STATED PROBLEM: Count the lines below that contain the word "Encription", and report only that number.

DATASET RECORDS:
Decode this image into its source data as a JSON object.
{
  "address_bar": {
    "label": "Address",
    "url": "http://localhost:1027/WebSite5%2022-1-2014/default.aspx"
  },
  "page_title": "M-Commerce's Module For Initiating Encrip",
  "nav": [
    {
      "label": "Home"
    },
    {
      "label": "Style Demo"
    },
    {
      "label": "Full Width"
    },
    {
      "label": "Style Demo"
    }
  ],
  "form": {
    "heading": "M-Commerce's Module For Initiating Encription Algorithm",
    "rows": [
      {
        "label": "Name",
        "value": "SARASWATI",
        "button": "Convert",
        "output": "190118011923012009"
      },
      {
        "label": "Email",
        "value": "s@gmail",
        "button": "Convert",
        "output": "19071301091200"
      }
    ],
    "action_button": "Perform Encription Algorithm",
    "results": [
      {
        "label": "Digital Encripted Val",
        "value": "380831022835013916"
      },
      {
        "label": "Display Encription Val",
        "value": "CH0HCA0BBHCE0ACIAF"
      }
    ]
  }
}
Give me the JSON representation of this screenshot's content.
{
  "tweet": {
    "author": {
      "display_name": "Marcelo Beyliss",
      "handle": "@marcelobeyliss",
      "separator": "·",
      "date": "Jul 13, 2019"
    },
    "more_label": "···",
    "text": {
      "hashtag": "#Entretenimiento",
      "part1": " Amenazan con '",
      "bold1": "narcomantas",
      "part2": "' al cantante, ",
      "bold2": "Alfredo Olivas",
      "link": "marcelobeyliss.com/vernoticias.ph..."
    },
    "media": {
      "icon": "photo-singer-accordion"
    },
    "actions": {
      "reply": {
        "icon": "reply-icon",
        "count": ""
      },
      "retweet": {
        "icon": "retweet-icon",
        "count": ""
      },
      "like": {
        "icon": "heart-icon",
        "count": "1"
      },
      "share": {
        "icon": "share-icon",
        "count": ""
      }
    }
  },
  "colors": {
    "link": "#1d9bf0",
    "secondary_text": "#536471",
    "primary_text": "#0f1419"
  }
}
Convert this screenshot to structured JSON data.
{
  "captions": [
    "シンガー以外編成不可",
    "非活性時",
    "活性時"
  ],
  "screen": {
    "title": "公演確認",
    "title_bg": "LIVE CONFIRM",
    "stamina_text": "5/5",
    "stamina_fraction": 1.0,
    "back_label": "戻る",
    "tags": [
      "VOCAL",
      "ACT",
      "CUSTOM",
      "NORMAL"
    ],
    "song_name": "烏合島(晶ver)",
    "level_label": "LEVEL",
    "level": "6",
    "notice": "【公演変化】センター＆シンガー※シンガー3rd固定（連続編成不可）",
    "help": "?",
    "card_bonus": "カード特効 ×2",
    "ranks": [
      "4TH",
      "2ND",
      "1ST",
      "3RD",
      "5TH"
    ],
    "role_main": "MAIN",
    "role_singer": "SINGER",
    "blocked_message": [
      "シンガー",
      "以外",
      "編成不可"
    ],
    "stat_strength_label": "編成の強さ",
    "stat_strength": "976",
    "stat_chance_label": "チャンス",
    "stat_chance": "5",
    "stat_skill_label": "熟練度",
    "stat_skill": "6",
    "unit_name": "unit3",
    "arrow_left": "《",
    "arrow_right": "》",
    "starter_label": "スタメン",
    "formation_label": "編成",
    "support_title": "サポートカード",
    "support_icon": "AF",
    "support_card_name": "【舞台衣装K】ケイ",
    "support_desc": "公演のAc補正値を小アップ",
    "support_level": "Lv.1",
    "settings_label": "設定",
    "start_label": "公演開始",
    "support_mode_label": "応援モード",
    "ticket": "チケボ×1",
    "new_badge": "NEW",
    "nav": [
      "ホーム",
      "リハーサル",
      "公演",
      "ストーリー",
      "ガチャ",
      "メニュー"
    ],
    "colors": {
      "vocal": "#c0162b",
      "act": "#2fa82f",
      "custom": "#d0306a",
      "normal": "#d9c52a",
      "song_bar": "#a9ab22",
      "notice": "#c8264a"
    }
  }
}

CORRECT RESPONSE: 3